┌──

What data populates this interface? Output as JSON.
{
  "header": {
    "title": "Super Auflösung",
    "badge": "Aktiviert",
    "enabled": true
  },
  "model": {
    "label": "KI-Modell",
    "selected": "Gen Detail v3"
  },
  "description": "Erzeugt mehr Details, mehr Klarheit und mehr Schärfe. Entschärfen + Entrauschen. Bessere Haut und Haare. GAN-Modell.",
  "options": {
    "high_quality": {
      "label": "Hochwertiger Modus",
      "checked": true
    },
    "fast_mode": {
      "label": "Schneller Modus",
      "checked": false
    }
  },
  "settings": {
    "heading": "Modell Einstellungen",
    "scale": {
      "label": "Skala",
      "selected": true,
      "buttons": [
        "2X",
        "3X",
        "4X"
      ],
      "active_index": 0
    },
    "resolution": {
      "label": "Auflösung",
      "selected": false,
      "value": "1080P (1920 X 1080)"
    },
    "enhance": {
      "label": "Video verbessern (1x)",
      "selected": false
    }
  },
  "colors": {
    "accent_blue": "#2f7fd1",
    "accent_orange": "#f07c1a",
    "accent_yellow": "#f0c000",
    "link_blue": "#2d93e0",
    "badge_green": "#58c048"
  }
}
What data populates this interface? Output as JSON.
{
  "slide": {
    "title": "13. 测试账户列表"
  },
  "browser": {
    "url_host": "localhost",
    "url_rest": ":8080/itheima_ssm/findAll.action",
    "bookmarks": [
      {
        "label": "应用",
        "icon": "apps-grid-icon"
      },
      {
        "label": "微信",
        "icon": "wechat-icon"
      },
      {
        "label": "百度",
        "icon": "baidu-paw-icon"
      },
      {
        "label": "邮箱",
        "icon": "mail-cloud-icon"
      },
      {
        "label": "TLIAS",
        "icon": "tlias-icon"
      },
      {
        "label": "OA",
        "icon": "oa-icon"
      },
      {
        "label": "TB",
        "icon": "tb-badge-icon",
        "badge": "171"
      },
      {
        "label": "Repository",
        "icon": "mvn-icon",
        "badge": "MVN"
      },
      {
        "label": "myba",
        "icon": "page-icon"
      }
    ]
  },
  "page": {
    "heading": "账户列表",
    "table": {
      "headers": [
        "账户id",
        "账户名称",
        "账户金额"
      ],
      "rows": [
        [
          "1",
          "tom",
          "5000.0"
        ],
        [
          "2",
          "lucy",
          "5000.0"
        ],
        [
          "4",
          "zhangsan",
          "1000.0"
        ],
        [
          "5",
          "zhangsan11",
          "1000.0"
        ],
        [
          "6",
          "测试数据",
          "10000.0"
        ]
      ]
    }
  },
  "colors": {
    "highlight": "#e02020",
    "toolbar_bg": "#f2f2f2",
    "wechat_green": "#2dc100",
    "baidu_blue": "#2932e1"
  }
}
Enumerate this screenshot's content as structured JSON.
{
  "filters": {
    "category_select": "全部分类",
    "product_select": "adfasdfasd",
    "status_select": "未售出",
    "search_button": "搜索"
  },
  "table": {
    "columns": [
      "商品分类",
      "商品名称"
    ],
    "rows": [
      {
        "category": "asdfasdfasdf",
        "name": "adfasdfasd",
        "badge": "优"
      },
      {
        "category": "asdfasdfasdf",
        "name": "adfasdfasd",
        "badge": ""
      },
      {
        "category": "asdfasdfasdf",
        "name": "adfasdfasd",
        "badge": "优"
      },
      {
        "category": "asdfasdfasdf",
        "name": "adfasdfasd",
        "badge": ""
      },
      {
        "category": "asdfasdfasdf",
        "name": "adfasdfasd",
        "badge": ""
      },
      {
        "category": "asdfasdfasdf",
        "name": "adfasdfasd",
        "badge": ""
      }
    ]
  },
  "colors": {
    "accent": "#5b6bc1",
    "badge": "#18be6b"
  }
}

└──

• WORK TO COMPLETE: Copy out every line of the material above that mentions the word "selected".

• SOLUTION:
    "selected": "Gen Detail v3"
      "selected": true,
      "selected": false,
      "selected": false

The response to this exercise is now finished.